→ **Task description**
Collect every line in the records below that contains the word "HOSP".

[Figure dataset records]

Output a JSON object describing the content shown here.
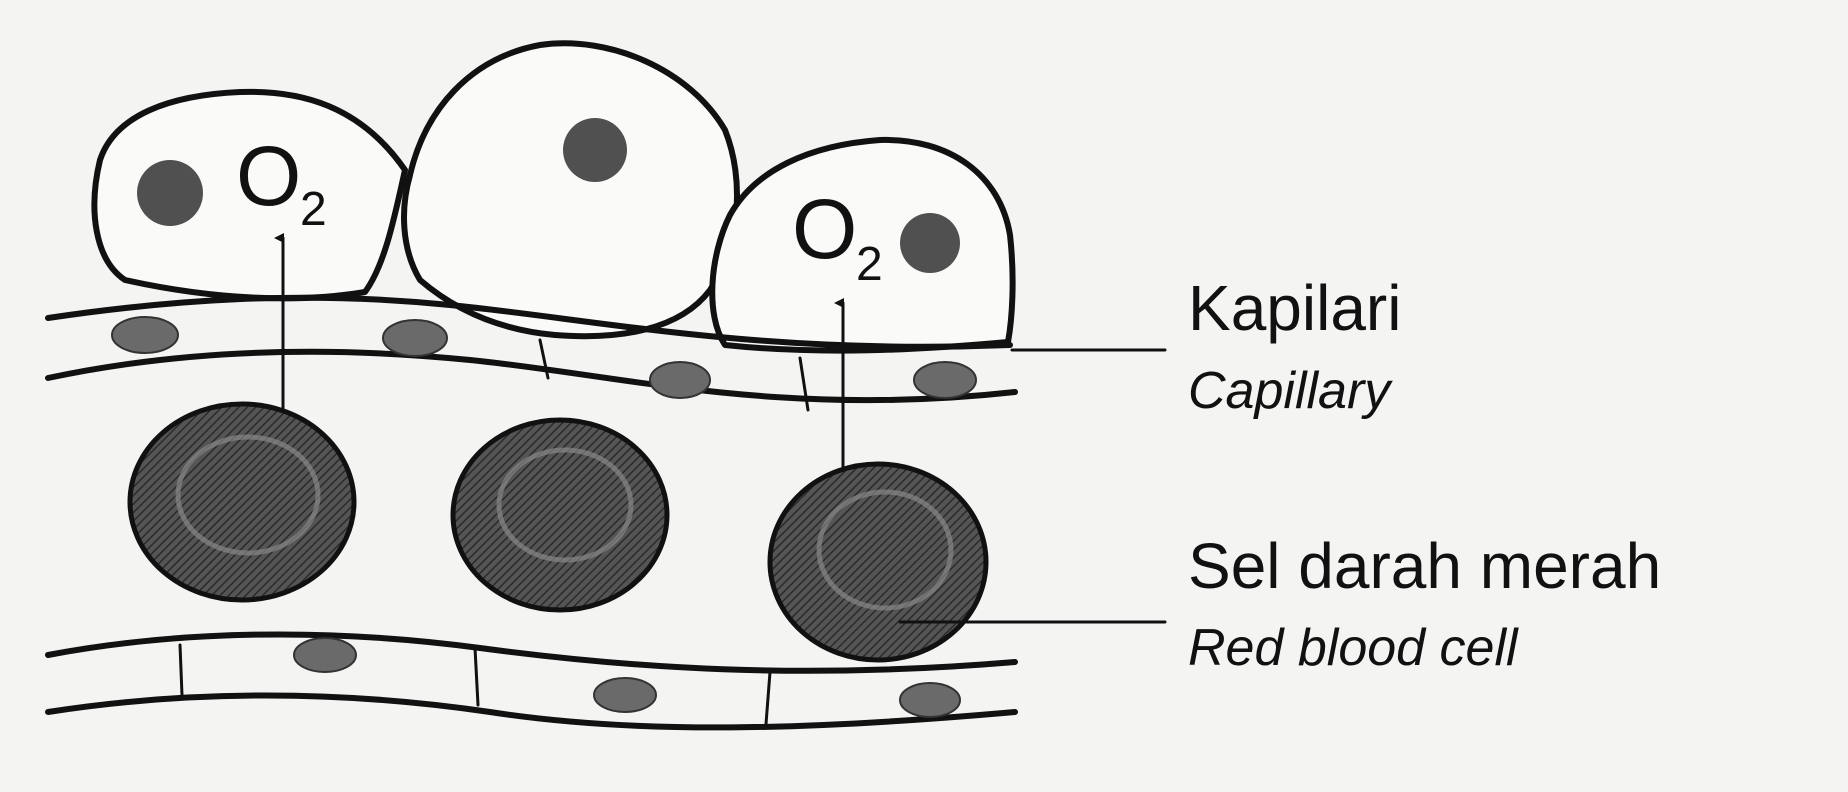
{
  "labels": {
    "capillary_ms": "Kapilari",
    "capillary_en": "Capillary",
    "rbc_ms": "Sel darah merah",
    "rbc_en": "Red blood cell"
  },
  "oxygen": {
    "symbol": "O",
    "subscript": "2"
  },
  "colors": {
    "ink": "#111111",
    "background": "#f4f4f2",
    "red_blood_cell_fill": "#4a4a4a",
    "nucleus": "#505050"
  }
}
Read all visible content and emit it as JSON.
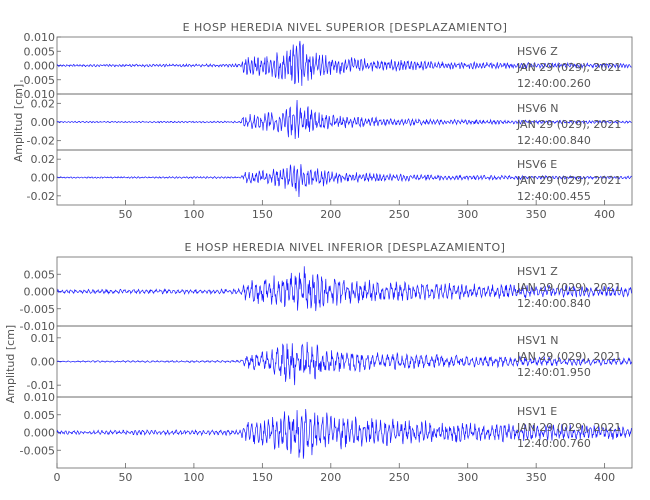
{
  "chart_data": [
    {
      "type": "line",
      "title": "E HOSP HEREDIA NIVEL SUPERIOR [DESPLAZAMIENTO]",
      "ylabel": "Amplitud [cm]",
      "xlim": [
        0,
        420
      ],
      "xticks": [
        50,
        100,
        150,
        200,
        250,
        300,
        350,
        400
      ],
      "line_color": "#1a1aff",
      "traces": [
        {
          "station": "HSV6",
          "component": "Z",
          "date": "JAN 29 (029), 2021",
          "time": "12:40:00.260",
          "ylim": [
            -0.01,
            0.01
          ],
          "yticks": [
            0.01,
            0.005,
            0.0,
            -0.005,
            -0.01
          ],
          "ytick_labels": [
            "0.010",
            "0.005",
            "0.000",
            "-0.005",
            "-0.010"
          ],
          "envelope": [
            [
              0,
              0.0004
            ],
            [
              134,
              0.0006
            ],
            [
              137,
              0.0035
            ],
            [
              160,
              0.005
            ],
            [
              172,
              0.0075
            ],
            [
              178,
              0.0095
            ],
            [
              185,
              0.006
            ],
            [
              200,
              0.0035
            ],
            [
              230,
              0.0025
            ],
            [
              280,
              0.0015
            ],
            [
              350,
              0.001
            ],
            [
              420,
              0.0008
            ]
          ],
          "period": 2.4
        },
        {
          "station": "HSV6",
          "component": "N",
          "date": "JAN 29 (029), 2021",
          "time": "12:40:00.840",
          "ylim": [
            -0.03,
            0.03
          ],
          "yticks": [
            0.02,
            0.0,
            -0.02
          ],
          "ytick_labels": [
            "0.02",
            "0.00",
            "-0.02"
          ],
          "envelope": [
            [
              0,
              0.0008
            ],
            [
              134,
              0.001
            ],
            [
              137,
              0.009
            ],
            [
              160,
              0.012
            ],
            [
              170,
              0.02
            ],
            [
              178,
              0.026
            ],
            [
              185,
              0.016
            ],
            [
              200,
              0.008
            ],
            [
              230,
              0.005
            ],
            [
              280,
              0.003
            ],
            [
              350,
              0.002
            ],
            [
              420,
              0.0015
            ]
          ],
          "period": 2.6
        },
        {
          "station": "HSV6",
          "component": "E",
          "date": "JAN 29 (029), 2021",
          "time": "12:40:00.455",
          "ylim": [
            -0.03,
            0.03
          ],
          "yticks": [
            0.02,
            0.0,
            -0.02
          ],
          "ytick_labels": [
            "0.02",
            "0.00",
            "-0.02"
          ],
          "envelope": [
            [
              0,
              0.0008
            ],
            [
              134,
              0.0012
            ],
            [
              137,
              0.007
            ],
            [
              160,
              0.01
            ],
            [
              172,
              0.018
            ],
            [
              178,
              0.023
            ],
            [
              185,
              0.014
            ],
            [
              200,
              0.008
            ],
            [
              230,
              0.005
            ],
            [
              280,
              0.003
            ],
            [
              350,
              0.002
            ],
            [
              420,
              0.0015
            ]
          ],
          "period": 2.5
        }
      ]
    },
    {
      "type": "line",
      "title": "E HOSP HEREDIA NIVEL INFERIOR [DESPLAZAMIENTO]",
      "ylabel": "Amplitud [cm]",
      "xlim": [
        0,
        420
      ],
      "xticks": [
        0,
        50,
        100,
        150,
        200,
        250,
        300,
        350,
        400
      ],
      "line_color": "#1a1aff",
      "traces": [
        {
          "station": "HSV1",
          "component": "Z",
          "date": "JAN 29 (029), 2021",
          "time": "12:40:00.840",
          "ylim": [
            -0.01,
            0.01
          ],
          "yticks": [
            0.005,
            0.0,
            -0.005,
            -0.01
          ],
          "ytick_labels": [
            "0.005",
            "0.000",
            "-0.005",
            "-0.010"
          ],
          "envelope": [
            [
              0,
              0.0006
            ],
            [
              134,
              0.0008
            ],
            [
              137,
              0.003
            ],
            [
              160,
              0.005
            ],
            [
              172,
              0.007
            ],
            [
              178,
              0.0085
            ],
            [
              190,
              0.006
            ],
            [
              210,
              0.004
            ],
            [
              250,
              0.003
            ],
            [
              300,
              0.0025
            ],
            [
              350,
              0.002
            ],
            [
              420,
              0.0015
            ]
          ],
          "period": 3.2
        },
        {
          "station": "HSV1",
          "component": "N",
          "date": "JAN 29 (029), 2021",
          "time": "12:40:01.950",
          "ylim": [
            -0.015,
            0.015
          ],
          "yticks": [
            0.01,
            0.0,
            -0.01
          ],
          "ytick_labels": [
            "0.01",
            "0.00",
            "-0.01"
          ],
          "envelope": [
            [
              0,
              0.0003
            ],
            [
              134,
              0.0005
            ],
            [
              137,
              0.003
            ],
            [
              155,
              0.005
            ],
            [
              165,
              0.008
            ],
            [
              172,
              0.011
            ],
            [
              182,
              0.009
            ],
            [
              200,
              0.006
            ],
            [
              230,
              0.004
            ],
            [
              280,
              0.003
            ],
            [
              350,
              0.002
            ],
            [
              420,
              0.0015
            ]
          ],
          "period": 3.6
        },
        {
          "station": "HSV1",
          "component": "E",
          "date": "JAN 29 (029), 2021",
          "time": "12:40:00.760",
          "ylim": [
            -0.01,
            0.01
          ],
          "yticks": [
            0.01,
            0.005,
            0.0,
            -0.005
          ],
          "ytick_labels": [
            "0.010",
            "0.005",
            "0.000",
            "-0.005"
          ],
          "envelope": [
            [
              0,
              0.0006
            ],
            [
              134,
              0.0008
            ],
            [
              137,
              0.003
            ],
            [
              160,
              0.005
            ],
            [
              170,
              0.007
            ],
            [
              175,
              0.0095
            ],
            [
              185,
              0.007
            ],
            [
              205,
              0.005
            ],
            [
              240,
              0.004
            ],
            [
              300,
              0.003
            ],
            [
              350,
              0.0025
            ],
            [
              420,
              0.002
            ]
          ],
          "period": 3.0
        }
      ]
    }
  ]
}
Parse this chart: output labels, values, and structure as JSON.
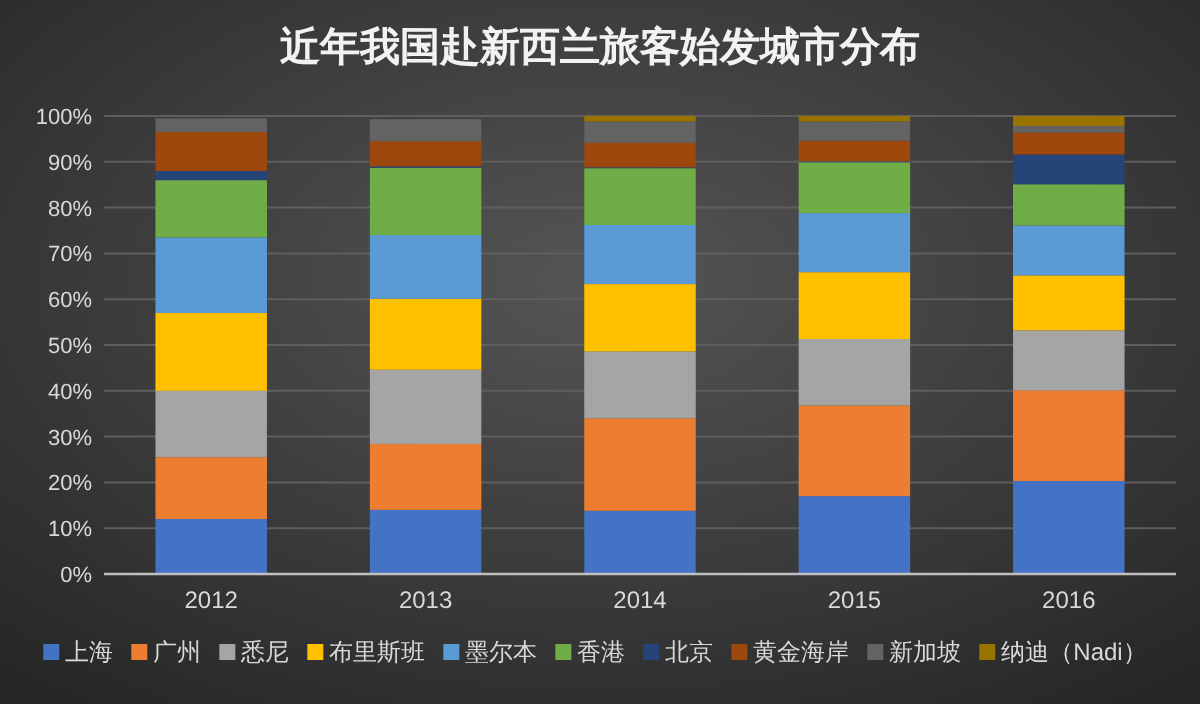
{
  "chart_data": {
    "type": "bar",
    "title": "近年我国赴新西兰旅客始发城市分布",
    "stacked": true,
    "grid": "y",
    "legend": "bottom",
    "categories": [
      "2012",
      "2013",
      "2014",
      "2015",
      "2016"
    ],
    "ylim": [
      0,
      100
    ],
    "yticks": [
      {
        "value": 0,
        "label": "0%"
      },
      {
        "value": 10,
        "label": "10%"
      },
      {
        "value": 20,
        "label": "20%"
      },
      {
        "value": 30,
        "label": "30%"
      },
      {
        "value": 40,
        "label": "40%"
      },
      {
        "value": 50,
        "label": "50%"
      },
      {
        "value": 60,
        "label": "60%"
      },
      {
        "value": 70,
        "label": "70%"
      },
      {
        "value": 80,
        "label": "80%"
      },
      {
        "value": 90,
        "label": "90%"
      },
      {
        "value": 100,
        "label": "100%"
      }
    ],
    "series": [
      {
        "name": "上海",
        "color": "#4472c4",
        "values": [
          12,
          14,
          13.8,
          17,
          20.3
        ]
      },
      {
        "name": "广州",
        "color": "#ed7d31",
        "values": [
          13.5,
          14.4,
          20.2,
          19.8,
          19.8
        ]
      },
      {
        "name": "悉尼",
        "color": "#a5a5a5",
        "values": [
          14.5,
          16.2,
          14.6,
          14.5,
          13.1
        ]
      },
      {
        "name": "布里斯班",
        "color": "#ffc000",
        "values": [
          17,
          15.5,
          14.7,
          14.6,
          12
        ]
      },
      {
        "name": "墨尔本",
        "color": "#5b9bd5",
        "values": [
          16.5,
          13.9,
          12.9,
          12.9,
          10.9
        ]
      },
      {
        "name": "香港",
        "color": "#70ad47",
        "values": [
          12.5,
          14.7,
          12.4,
          11.1,
          9
        ]
      },
      {
        "name": "北京",
        "color": "#264478",
        "values": [
          2,
          0.3,
          0.2,
          0.2,
          6.5
        ]
      },
      {
        "name": "黄金海岸",
        "color": "#9e480e",
        "values": [
          8.5,
          5.5,
          5.4,
          4.5,
          4.8
        ]
      },
      {
        "name": "新加坡",
        "color": "#636363",
        "values": [
          3,
          4.8,
          4.6,
          4.2,
          1.4
        ]
      },
      {
        "name": "纳迪（Nadi）",
        "color": "#997300",
        "values": [
          null,
          null,
          1.2,
          1.2,
          2.2
        ]
      }
    ]
  }
}
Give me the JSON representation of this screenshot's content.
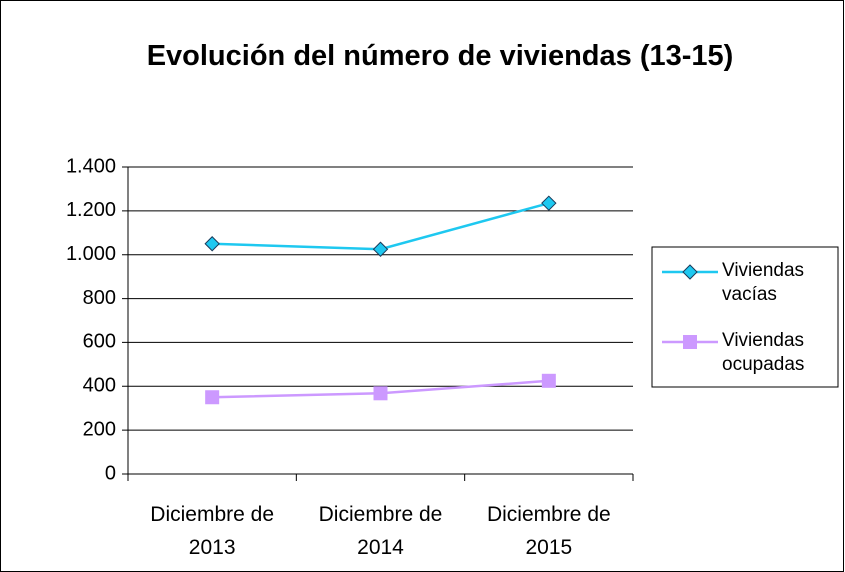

→ **Answer to this problem**
      "title": "E HOSP HEREDIA NIVEL SUPERIOR [DESPLAZAMIENTO]",
      "title": "E HOSP HEREDIA NIVEL INFERIOR [DESPLAZAMIENTO]",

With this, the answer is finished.